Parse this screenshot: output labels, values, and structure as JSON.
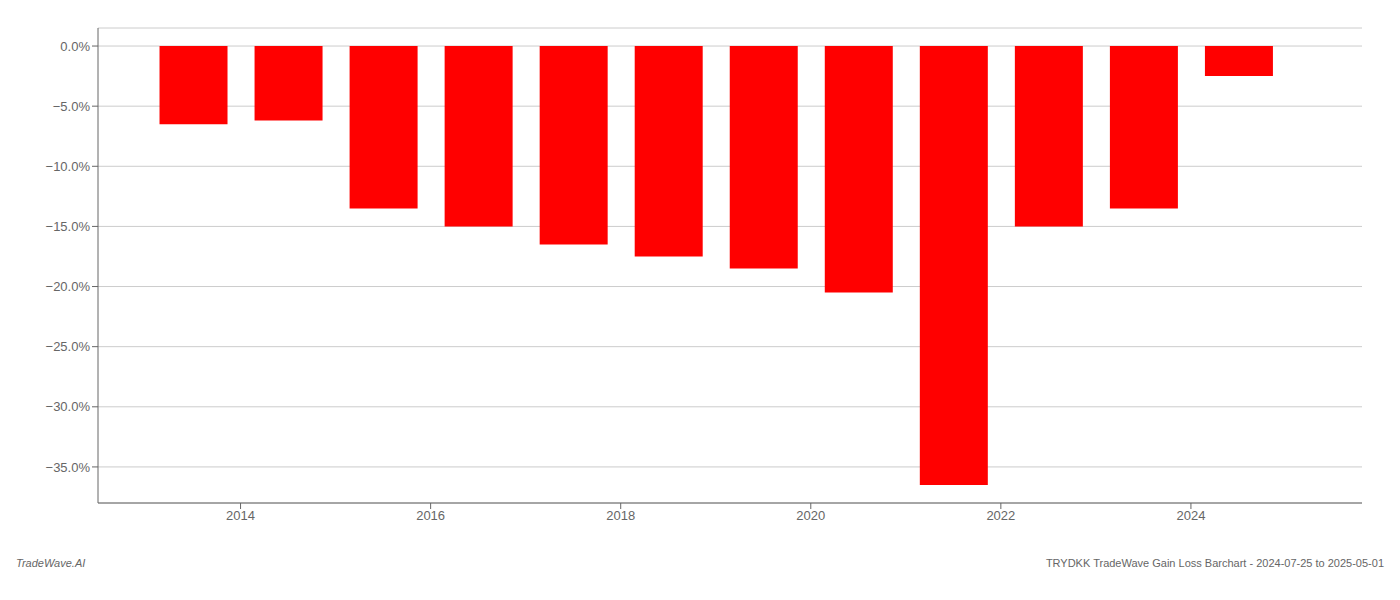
{
  "chart_data": {
    "type": "bar",
    "x": [
      2013.5,
      2014.5,
      2015.5,
      2016.5,
      2017.5,
      2018.5,
      2019.5,
      2020.5,
      2021.5,
      2022.5,
      2023.5,
      2024.5
    ],
    "values": [
      -6.5,
      -6.2,
      -13.5,
      -15.0,
      -16.5,
      -17.5,
      -18.5,
      -20.5,
      -36.5,
      -15.0,
      -13.5,
      -2.5
    ],
    "color": "#ff0000",
    "xlim": [
      2012.5,
      2025.8
    ],
    "xticks": [
      2014,
      2016,
      2018,
      2020,
      2022,
      2024
    ],
    "ylim": [
      -38.0,
      1.5
    ],
    "yticks": [
      {
        "value": 0.0,
        "label": "0.0%"
      },
      {
        "value": -5.0,
        "label": "−5.0%"
      },
      {
        "value": -10.0,
        "label": "−10.0%"
      },
      {
        "value": -15.0,
        "label": "−15.0%"
      },
      {
        "value": -20.0,
        "label": "−20.0%"
      },
      {
        "value": -25.0,
        "label": "−25.0%"
      },
      {
        "value": -30.0,
        "label": "−30.0%"
      },
      {
        "value": -35.0,
        "label": "−35.0%"
      }
    ],
    "grid": true,
    "annotations": [
      "TradeWave.AI",
      "TRYDKK TradeWave Gain Loss Barchart - 2024-07-25 to 2025-05-01"
    ]
  }
}
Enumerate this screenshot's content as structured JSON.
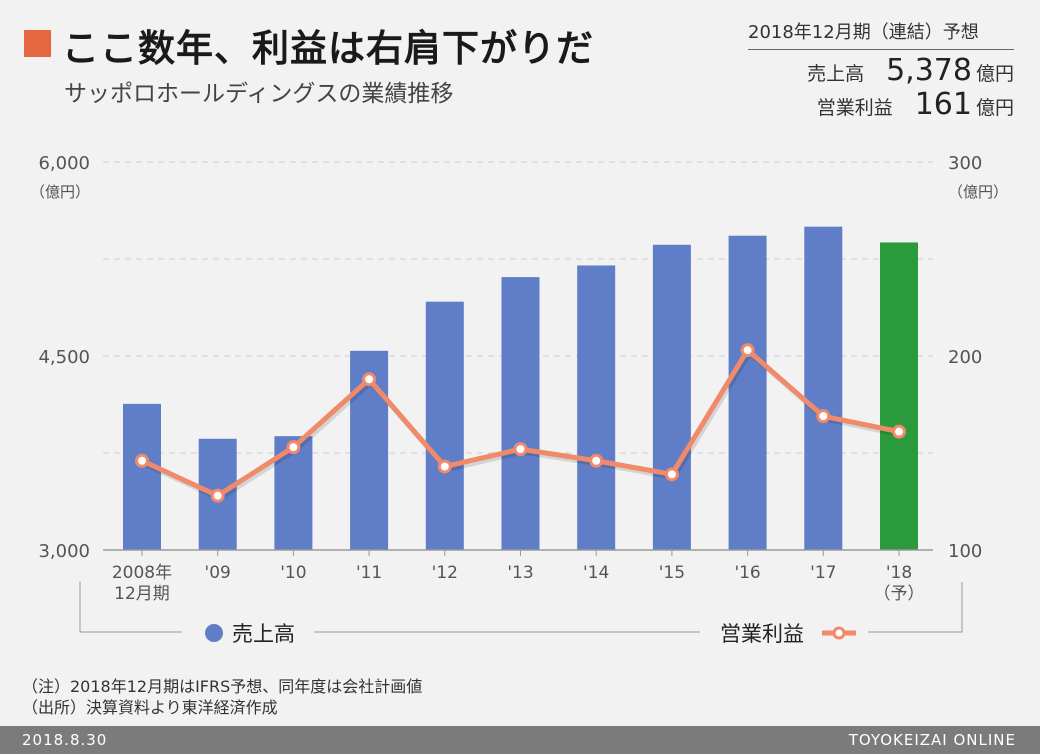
{
  "header": {
    "title": "ここ数年、利益は右肩下がりだ",
    "subtitle": "サッポロホールディングスの業績推移"
  },
  "forecast": {
    "heading": "2018年12月期（連結）予想",
    "sales_label": "売上高",
    "sales_value": "5,378",
    "sales_unit": "億円",
    "profit_label": "営業利益",
    "profit_value": "161",
    "profit_unit": "億円"
  },
  "chart_data": {
    "type": "bar",
    "categories": [
      "2008年\n12月期",
      "'09",
      "'10",
      "'11",
      "'12",
      "'13",
      "'14",
      "'15",
      "'16",
      "'17",
      "'18\n（予）"
    ],
    "series": [
      {
        "name": "売上高",
        "chart_type": "bar",
        "axis": "left",
        "values": [
          4130,
          3860,
          3880,
          4540,
          4920,
          5110,
          5200,
          5360,
          5430,
          5500,
          5378
        ],
        "colors": [
          "#5f7ec7",
          "#5f7ec7",
          "#5f7ec7",
          "#5f7ec7",
          "#5f7ec7",
          "#5f7ec7",
          "#5f7ec7",
          "#5f7ec7",
          "#5f7ec7",
          "#5f7ec7",
          "#2a9a3c"
        ]
      },
      {
        "name": "営業利益",
        "chart_type": "line",
        "axis": "right",
        "values": [
          146,
          128,
          153,
          188,
          143,
          152,
          146,
          139,
          203,
          169,
          161
        ],
        "color": "#f08a6a"
      }
    ],
    "y_left": {
      "ylim": [
        3000,
        6000
      ],
      "ticks": [
        "3,000",
        "4,500",
        "6,000"
      ],
      "tick_values": [
        3000,
        4500,
        6000
      ],
      "unit": "（億円）"
    },
    "y_right": {
      "ylim": [
        100,
        300
      ],
      "ticks": [
        "100",
        "200",
        "300"
      ],
      "tick_values": [
        100,
        200,
        300
      ],
      "unit": "（億円）"
    },
    "grid": true,
    "legend_placement": "bottom"
  },
  "notes": {
    "note1": "（注）2018年12月期はIFRS予想、同年度は会社計画値",
    "note2": "（出所）決算資料より東洋経済作成"
  },
  "footer": {
    "date": "2018.8.30",
    "brand": "TOYOKEIZAI ONLINE"
  },
  "colors": {
    "accent": "#e5673f",
    "bar": "#5f7ec7",
    "bar_forecast": "#2a9a3c",
    "line": "#f08a6a"
  }
}
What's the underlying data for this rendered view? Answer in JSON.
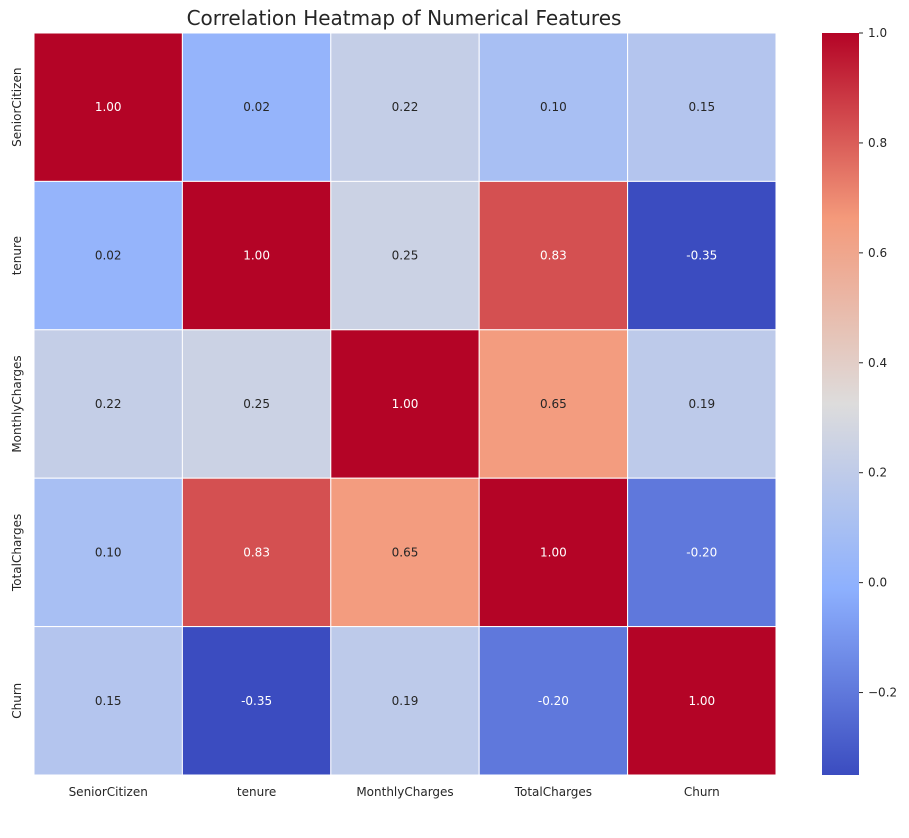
{
  "chart_data": {
    "type": "heatmap",
    "title": "Correlation Heatmap of Numerical Features",
    "x_labels": [
      "SeniorCitizen",
      "tenure",
      "MonthlyCharges",
      "TotalCharges",
      "Churn"
    ],
    "y_labels": [
      "SeniorCitizen",
      "tenure",
      "MonthlyCharges",
      "TotalCharges",
      "Churn"
    ],
    "values": [
      [
        1.0,
        0.02,
        0.22,
        0.1,
        0.15
      ],
      [
        0.02,
        1.0,
        0.25,
        0.83,
        -0.35
      ],
      [
        0.22,
        0.25,
        1.0,
        0.65,
        0.19
      ],
      [
        0.1,
        0.83,
        0.65,
        1.0,
        -0.2
      ],
      [
        0.15,
        -0.35,
        0.19,
        -0.2,
        1.0
      ]
    ],
    "annotation_format": "0.00",
    "colormap": "coolwarm",
    "colorbar": {
      "vmin": -0.35,
      "vmax": 1.0,
      "ticks": [
        -0.2,
        0.0,
        0.2,
        0.4,
        0.6,
        0.8,
        1.0
      ],
      "tick_labels": [
        "−0.2",
        "0.0",
        "0.2",
        "0.4",
        "0.6",
        "0.8",
        "1.0"
      ]
    },
    "grid": true,
    "gridline_color": "#ffffff"
  }
}
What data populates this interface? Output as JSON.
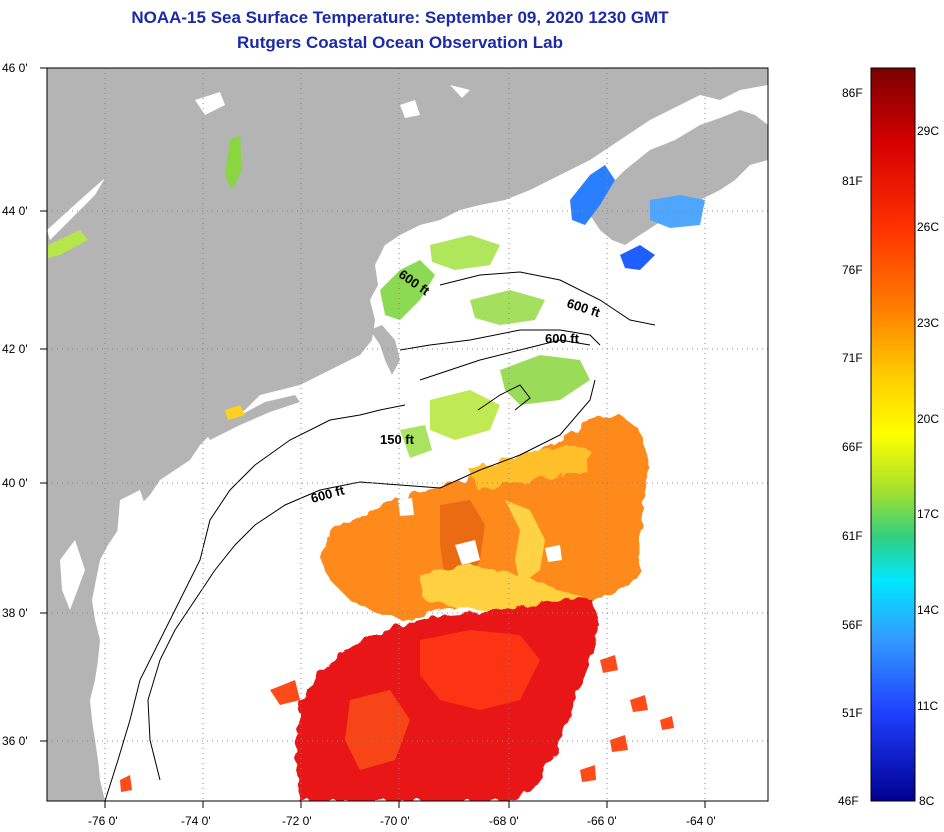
{
  "title": "NOAA-15 Sea Surface Temperature:  September 09, 2020 1230 GMT",
  "subtitle": "Rutgers Coastal Ocean Observation Lab",
  "lat_ticks": [
    "46 0'",
    "44 0'",
    "42 0'",
    "40 0'",
    "38 0'",
    "36 0'"
  ],
  "lon_ticks": [
    "-76 0'",
    "-74 0'",
    "-72 0'",
    "-70 0'",
    "-68 0'",
    "-66 0'",
    "-64 0'"
  ],
  "contour_labels": [
    "600 ft",
    "600 ft",
    "600 ft",
    "150 ft",
    "600 ft"
  ],
  "colorbar": {
    "fahrenheit_labels": [
      "86F",
      "81F",
      "76F",
      "71F",
      "66F",
      "61F",
      "56F",
      "51F",
      "46F"
    ],
    "celsius_labels": [
      "29C",
      "26C",
      "23C",
      "20C",
      "17C",
      "14C",
      "11C",
      "8C"
    ],
    "colors": [
      "#7a0000",
      "#d40000",
      "#ff3300",
      "#ff7f00",
      "#ffbf00",
      "#ffff00",
      "#9fe030",
      "#30d080",
      "#00e0ff",
      "#3399ff",
      "#1f3fff",
      "#0000aa"
    ]
  },
  "colors": {
    "land": "#b4b4b4",
    "ocean_missing": "#ffffff",
    "title": "#1a2aa8"
  }
}
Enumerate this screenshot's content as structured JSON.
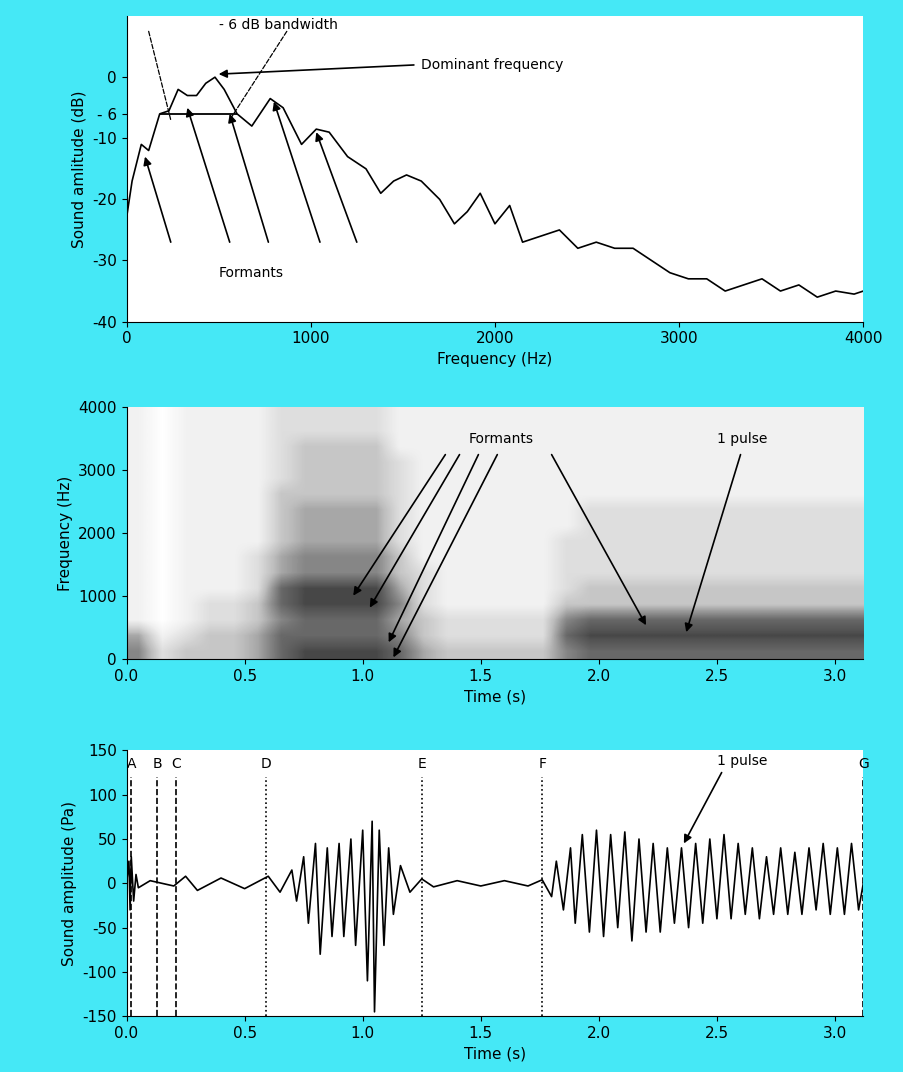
------------------------------------------------------------------------
WHAT THE EXERCISE ASKS:
Keep only those lines of the records that hold "subtitle", and return them.

SOLUTION TO THIS TASK:
    "subtitle": "サッポロホールディングスの業績推移"
  "subtitle": "Rutgers Coastal Ocean Observation Lab",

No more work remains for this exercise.